___ Input for this task ___

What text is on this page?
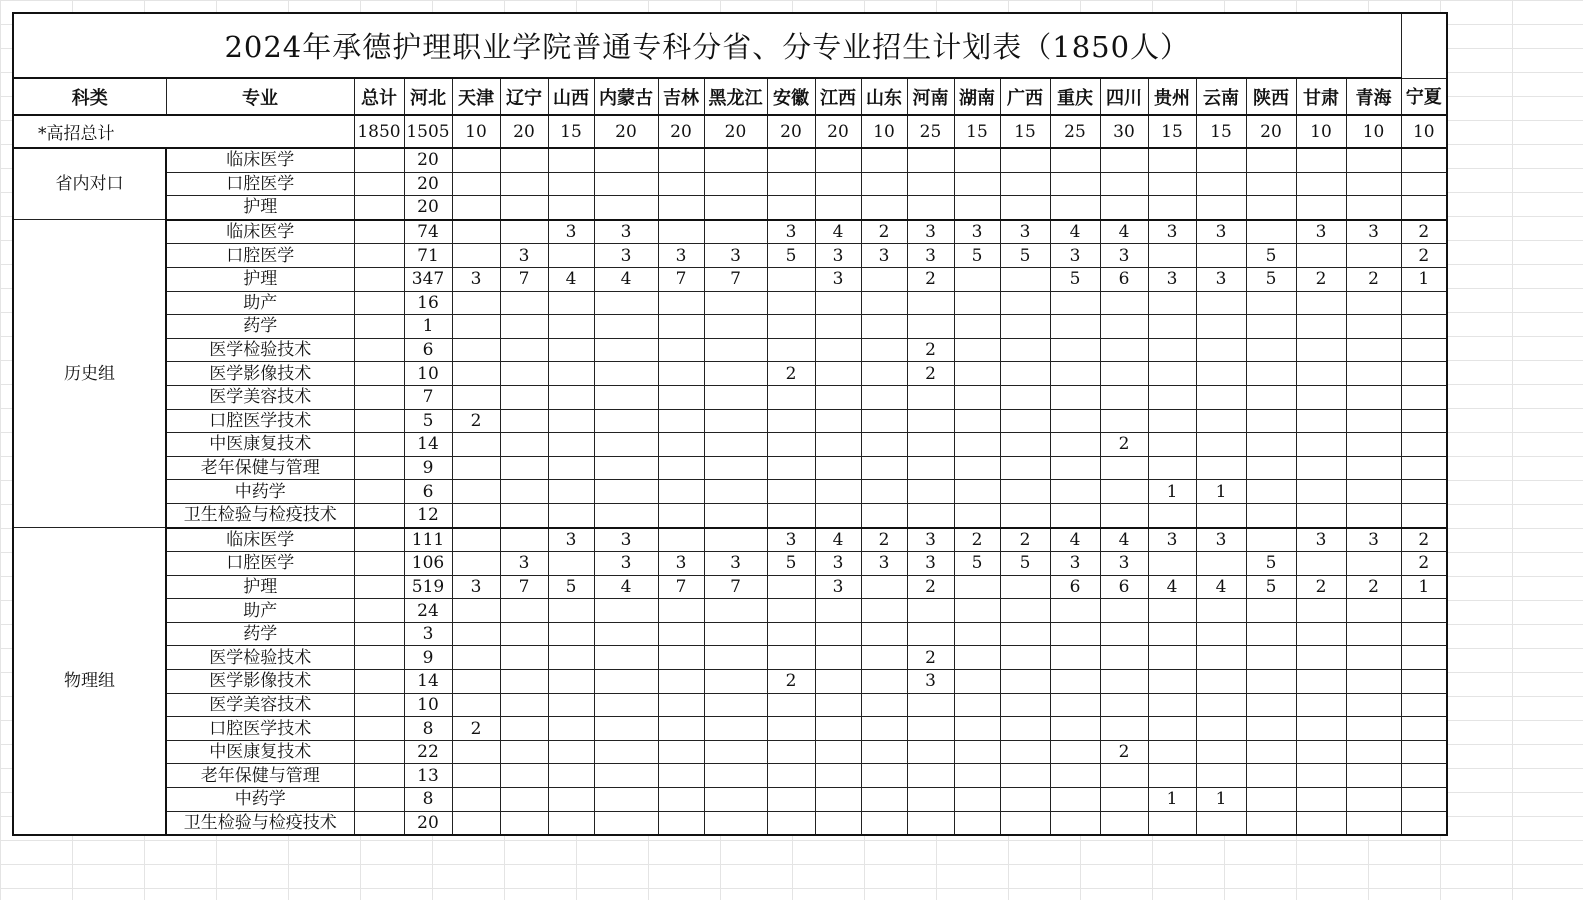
2024年承德护理职业学院普通专科分省、分专业招生计划表（1850人）																							
科类	专业	总计	河北	天津	辽宁	山西	内蒙古	吉林	黑龙江	安徽	江西	山东	河南	湖南	广西	重庆	四川	贵州	云南	陕西	甘肃	青海	宁夏
*高招总计		1850	1505	10	20	15	20	20	20	20	20	10	25	15	15	25	30	15	15	20	10	10	10
省内对口	临床医学		20																				
	口腔医学		20																				
	护理		20																				
历史组	临床医学		74			3	3			3	4	2	3	3	3	4	4	3	3		3	3	2
	口腔医学		71		3		3	3	3	5	3	3	3	5	5	3	3			5			2
	护理		347	3	7	4	4	7	7		3		2			5	6	3	3	5	2	2	1
	助产		16																				
	药学		1																				
	医学检验技术		6										2										
	医学影像技术		10							2			2										
	医学美容技术		7																				
	口腔医学技术		5	2																			
	中医康复技术		14														2						
	老年保健与管理		9																				
	中药学		6															1	1				
	卫生检验与检疫技术		12																				
物理组	临床医学		111			3	3			3	4	2	3	2	2	4	4	3	3		3	3	2
	口腔医学		106		3		3	3	3	5	3	3	3	5	5	3	3			5			2
	护理		519	3	7	5	4	7	7		3		2			6	6	4	4	5	2	2	1
	助产		24																				
	药学		3																				
	医学检验技术		9										2										
	医学影像技术		14							2			3										
	医学美容技术		10																				
	口腔医学技术		8	2																			
	中医康复技术		22														2						
	老年保健与管理		13																				
	中药学		8															1	1				
	卫生检验与检疫技术		20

___

## Exercise aim
Locate the word "临床医学" in the data above. Copy every line carrying it.

## Answer
省内对口	临床医学		20																				
历史组	临床医学		74			3	3			3	4	2	3	3	3	4	4	3	3		3	3	2
物理组	临床医学		111			3	3			3	4	2	3	2	2	4	4	3	3		3	3	2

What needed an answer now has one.